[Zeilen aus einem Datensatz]
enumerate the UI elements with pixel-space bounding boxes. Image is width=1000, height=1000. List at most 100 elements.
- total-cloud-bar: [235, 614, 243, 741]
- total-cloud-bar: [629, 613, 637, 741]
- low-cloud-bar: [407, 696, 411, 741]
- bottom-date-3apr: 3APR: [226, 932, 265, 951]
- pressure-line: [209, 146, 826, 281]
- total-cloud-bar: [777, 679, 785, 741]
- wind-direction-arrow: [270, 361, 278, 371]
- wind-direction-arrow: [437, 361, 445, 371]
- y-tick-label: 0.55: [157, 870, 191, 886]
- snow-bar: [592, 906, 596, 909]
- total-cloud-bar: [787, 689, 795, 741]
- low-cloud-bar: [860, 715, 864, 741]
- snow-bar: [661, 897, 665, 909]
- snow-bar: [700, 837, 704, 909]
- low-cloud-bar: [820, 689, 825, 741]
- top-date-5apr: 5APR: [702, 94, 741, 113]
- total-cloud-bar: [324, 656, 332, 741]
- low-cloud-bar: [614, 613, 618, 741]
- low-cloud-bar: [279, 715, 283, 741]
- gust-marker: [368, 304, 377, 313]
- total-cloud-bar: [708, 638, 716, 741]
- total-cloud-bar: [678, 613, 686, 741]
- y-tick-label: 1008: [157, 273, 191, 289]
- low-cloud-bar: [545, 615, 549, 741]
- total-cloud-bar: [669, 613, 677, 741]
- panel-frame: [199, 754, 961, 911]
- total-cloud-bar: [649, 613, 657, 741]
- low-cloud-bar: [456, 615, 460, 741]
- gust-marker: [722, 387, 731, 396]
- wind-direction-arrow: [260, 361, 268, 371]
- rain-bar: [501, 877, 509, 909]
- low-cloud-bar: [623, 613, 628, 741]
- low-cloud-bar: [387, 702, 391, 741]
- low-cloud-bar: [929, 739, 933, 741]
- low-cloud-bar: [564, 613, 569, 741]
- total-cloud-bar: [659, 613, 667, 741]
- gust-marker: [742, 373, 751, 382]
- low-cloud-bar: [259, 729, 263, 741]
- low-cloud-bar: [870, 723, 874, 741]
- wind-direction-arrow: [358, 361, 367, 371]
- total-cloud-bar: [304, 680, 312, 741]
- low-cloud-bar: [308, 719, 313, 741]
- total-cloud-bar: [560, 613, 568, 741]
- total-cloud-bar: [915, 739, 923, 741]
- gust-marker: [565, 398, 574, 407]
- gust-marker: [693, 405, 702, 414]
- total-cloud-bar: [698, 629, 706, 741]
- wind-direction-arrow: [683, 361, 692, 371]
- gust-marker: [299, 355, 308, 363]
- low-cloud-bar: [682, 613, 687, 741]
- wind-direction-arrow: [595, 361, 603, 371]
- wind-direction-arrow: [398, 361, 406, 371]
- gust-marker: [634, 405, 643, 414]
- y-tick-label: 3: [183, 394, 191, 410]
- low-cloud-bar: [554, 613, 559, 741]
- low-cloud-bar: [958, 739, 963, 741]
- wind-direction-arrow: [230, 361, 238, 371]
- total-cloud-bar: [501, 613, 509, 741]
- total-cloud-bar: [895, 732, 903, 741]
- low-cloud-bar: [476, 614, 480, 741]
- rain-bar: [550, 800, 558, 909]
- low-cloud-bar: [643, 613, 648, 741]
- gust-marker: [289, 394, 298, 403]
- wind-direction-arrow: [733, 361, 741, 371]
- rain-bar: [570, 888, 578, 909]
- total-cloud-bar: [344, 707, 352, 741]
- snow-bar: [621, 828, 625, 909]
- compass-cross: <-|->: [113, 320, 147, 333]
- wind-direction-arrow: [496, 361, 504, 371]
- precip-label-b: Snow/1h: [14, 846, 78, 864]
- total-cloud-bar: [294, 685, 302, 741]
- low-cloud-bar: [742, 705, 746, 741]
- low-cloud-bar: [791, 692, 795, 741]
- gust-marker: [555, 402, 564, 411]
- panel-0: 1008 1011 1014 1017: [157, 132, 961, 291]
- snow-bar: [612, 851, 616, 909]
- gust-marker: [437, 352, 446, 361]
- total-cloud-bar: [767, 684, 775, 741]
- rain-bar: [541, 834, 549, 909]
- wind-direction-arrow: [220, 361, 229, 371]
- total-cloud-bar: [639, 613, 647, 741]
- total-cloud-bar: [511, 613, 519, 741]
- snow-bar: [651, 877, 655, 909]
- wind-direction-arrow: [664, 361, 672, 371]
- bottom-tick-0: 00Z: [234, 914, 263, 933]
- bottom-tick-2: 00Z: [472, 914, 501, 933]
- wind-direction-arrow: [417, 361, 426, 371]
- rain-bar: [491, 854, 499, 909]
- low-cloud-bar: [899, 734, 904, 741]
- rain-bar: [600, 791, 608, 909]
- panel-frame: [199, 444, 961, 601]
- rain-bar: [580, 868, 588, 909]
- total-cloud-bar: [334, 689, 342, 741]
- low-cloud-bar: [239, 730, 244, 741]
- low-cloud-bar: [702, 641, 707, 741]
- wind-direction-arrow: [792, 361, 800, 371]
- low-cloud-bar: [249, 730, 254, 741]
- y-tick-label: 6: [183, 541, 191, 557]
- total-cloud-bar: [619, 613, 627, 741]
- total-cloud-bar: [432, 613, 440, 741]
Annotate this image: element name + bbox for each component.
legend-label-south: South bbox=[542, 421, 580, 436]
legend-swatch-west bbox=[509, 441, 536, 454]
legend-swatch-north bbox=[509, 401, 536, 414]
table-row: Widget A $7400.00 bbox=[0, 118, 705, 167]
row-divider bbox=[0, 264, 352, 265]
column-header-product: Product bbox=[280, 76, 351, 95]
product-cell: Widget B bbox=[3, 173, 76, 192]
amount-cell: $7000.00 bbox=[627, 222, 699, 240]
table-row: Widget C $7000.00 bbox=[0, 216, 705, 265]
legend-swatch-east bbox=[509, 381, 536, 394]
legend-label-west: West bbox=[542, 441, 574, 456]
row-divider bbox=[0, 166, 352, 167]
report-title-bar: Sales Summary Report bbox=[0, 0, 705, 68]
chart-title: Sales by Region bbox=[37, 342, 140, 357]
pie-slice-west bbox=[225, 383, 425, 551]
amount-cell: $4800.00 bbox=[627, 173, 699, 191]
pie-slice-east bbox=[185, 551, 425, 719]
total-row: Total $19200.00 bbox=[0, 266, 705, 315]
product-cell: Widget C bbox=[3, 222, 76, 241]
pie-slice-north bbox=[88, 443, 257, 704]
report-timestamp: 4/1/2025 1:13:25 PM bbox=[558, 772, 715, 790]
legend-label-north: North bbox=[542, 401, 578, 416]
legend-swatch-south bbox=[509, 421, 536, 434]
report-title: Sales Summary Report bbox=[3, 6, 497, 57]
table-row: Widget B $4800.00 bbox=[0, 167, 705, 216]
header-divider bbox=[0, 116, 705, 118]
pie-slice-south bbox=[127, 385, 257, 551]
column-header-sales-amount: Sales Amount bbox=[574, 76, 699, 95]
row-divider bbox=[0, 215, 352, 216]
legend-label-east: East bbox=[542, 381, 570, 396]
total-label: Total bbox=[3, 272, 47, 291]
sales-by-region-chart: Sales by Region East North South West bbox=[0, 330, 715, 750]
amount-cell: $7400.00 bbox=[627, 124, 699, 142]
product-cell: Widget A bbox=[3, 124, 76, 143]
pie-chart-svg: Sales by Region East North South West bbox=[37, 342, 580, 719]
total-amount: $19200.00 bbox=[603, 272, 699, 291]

* _Aufgabe_: Sammle aus der Auflistung oben jede Zeile, in der die Zeichenfolge "Sales" vorkommt, und gib diese Zeilen unverändert wieder.

* _Lösung_:
report-title-bar: Sales Summary Report bbox=[0, 0, 705, 68]
chart-title: Sales by Region bbox=[37, 342, 140, 357]
report-title: Sales Summary Report bbox=[3, 6, 497, 57]
column-header-sales-amount: Sales Amount bbox=[574, 76, 699, 95]
sales-by-region-chart: Sales by Region East North South West bbox=[0, 330, 715, 750]
pie-chart-svg: Sales by Region East North South West bbox=[37, 342, 580, 719]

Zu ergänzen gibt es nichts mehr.